» Problem statement
Print out each entry below exactly, please.

[Start of Data for the task]

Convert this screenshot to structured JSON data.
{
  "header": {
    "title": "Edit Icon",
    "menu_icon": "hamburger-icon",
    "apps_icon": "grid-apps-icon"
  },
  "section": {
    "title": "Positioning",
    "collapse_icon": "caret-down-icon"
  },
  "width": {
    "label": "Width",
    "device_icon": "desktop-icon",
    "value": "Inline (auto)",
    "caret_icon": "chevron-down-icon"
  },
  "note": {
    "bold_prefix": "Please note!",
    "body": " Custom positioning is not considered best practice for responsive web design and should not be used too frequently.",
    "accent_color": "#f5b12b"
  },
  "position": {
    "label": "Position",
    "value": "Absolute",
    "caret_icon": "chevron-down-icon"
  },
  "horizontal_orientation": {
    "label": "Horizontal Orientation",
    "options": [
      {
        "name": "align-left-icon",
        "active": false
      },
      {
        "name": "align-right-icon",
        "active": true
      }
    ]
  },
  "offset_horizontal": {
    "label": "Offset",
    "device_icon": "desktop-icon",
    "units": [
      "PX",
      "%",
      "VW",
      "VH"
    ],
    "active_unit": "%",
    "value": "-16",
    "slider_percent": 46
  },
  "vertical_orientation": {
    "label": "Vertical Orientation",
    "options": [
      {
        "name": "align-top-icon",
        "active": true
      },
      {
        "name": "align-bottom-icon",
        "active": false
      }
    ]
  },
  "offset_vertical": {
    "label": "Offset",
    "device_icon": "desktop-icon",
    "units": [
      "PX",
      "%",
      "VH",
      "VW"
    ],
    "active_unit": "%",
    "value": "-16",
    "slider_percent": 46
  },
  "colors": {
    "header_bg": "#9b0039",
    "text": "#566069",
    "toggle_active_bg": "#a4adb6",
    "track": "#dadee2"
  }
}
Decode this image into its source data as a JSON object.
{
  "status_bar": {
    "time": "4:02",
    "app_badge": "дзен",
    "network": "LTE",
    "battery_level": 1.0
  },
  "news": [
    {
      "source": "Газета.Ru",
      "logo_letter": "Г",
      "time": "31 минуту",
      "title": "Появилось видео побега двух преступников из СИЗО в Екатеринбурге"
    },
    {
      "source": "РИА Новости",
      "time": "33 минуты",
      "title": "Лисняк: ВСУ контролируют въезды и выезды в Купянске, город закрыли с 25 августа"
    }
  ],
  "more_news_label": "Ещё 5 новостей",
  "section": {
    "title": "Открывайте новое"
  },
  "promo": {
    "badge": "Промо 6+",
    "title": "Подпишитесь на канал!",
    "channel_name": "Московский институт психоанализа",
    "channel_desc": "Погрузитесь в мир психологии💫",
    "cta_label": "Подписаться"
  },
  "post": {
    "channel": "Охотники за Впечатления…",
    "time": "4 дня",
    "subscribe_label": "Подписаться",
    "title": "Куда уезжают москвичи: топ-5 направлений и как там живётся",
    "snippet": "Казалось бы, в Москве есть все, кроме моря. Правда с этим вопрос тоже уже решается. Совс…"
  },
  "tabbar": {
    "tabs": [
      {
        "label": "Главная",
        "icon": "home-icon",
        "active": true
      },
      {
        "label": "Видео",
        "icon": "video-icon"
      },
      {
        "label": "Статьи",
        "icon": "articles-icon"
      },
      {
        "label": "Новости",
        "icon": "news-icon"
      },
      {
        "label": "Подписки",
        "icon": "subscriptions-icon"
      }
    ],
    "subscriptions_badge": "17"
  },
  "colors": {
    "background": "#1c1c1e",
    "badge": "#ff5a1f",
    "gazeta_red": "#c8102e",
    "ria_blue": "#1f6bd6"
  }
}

[End of Data for the task]

» Solution to this exercise
Convert this screenshot to structured JSON data.
{
  "header": {
    "title": "Edit Icon",
    "menu_icon": "hamburger-icon",
    "apps_icon": "grid-apps-icon"
  },
  "section": {
    "title": "Positioning",
    "collapse_icon": "caret-down-icon"
  },
  "width": {
    "label": "Width",
    "device_icon": "desktop-icon",
    "value": "Inline (auto)",
    "caret_icon": "chevron-down-icon"
  },
  "note": {
    "bold_prefix": "Please note!",
    "body": " Custom positioning is not considered best practice for responsive web design and should not be used too frequently.",
    "accent_color": "#f5b12b"
  },
  "position": {
    "label": "Position",
    "value": "Absolute",
    "caret_icon": "chevron-down-icon"
  },
  "horizontal_orientation": {
    "label": "Horizontal Orientation",
    "options": [
      {
        "name": "align-left-icon",
        "active": false
      },
      {
        "name": "align-right-icon",
        "active": true
      }
    ]
  },
  "offset_horizontal": {
    "label": "Offset",
    "device_icon": "desktop-icon",
    "units": [
      "PX",
      "%",
      "VW",
      "VH"
    ],
    "active_unit": "%",
    "value": "-16",
    "slider_percent": 46
  },
  "vertical_orientation": {
    "label": "Vertical Orientation",
    "options": [
      {
        "name": "align-top-icon",
        "active": true
      },
      {
        "name": "align-bottom-icon",
        "active": false
      }
    ]
  },
  "offset_vertical": {
    "label": "Offset",
    "device_icon": "desktop-icon",
    "units": [
      "PX",
      "%",
      "VH",
      "VW"
    ],
    "active_unit": "%",
    "value": "-16",
    "slider_percent": 46
  },
  "colors": {
    "header_bg": "#9b0039",
    "text": "#566069",
    "toggle_active_bg": "#a4adb6",
    "track": "#dadee2"
  }
}
Decode this image into its source data as a JSON object.
{
  "status_bar": {
    "time": "4:02",
    "app_badge": "дзен",
    "network": "LTE",
    "battery_level": 1.0
  },
  "news": [
    {
      "source": "Газета.Ru",
      "logo_letter": "Г",
      "time": "31 минуту",
      "title": "Появилось видео побега двух преступников из СИЗО в Екатеринбурге"
    },
    {
      "source": "РИА Новости",
      "time": "33 минуты",
      "title": "Лисняк: ВСУ контролируют въезды и выезды в Купянске, город закрыли с 25 августа"
    }
  ],
  "more_news_label": "Ещё 5 новостей",
  "section": {
    "title": "Открывайте новое"
  },
  "promo": {
    "badge": "Промо 6+",
    "title": "Подпишитесь на канал!",
    "channel_name": "Московский институт психоанализа",
    "channel_desc": "Погрузитесь в мир психологии💫",
    "cta_label": "Подписаться"
  },
  "post": {
    "channel": "Охотники за Впечатления…",
    "time": "4 дня",
    "subscribe_label": "Подписаться",
    "title": "Куда уезжают москвичи: топ-5 направлений и как там живётся",
    "snippet": "Казалось бы, в Москве есть все, кроме моря. Правда с этим вопрос тоже уже решается. Совс…"
  },
  "tabbar": {
    "tabs": [
      {
        "label": "Главная",
        "icon": "home-icon",
        "active": true
      },
      {
        "label": "Видео",
        "icon": "video-icon"
      },
      {
        "label": "Статьи",
        "icon": "articles-icon"
      },
      {
        "label": "Новости",
        "icon": "news-icon"
      },
      {
        "label": "Подписки",
        "icon": "subscriptions-icon"
      }
    ],
    "subscriptions_badge": "17"
  },
  "colors": {
    "background": "#1c1c1e",
    "badge": "#ff5a1f",
    "gazeta_red": "#c8102e",
    "ria_blue": "#1f6bd6"
  }
}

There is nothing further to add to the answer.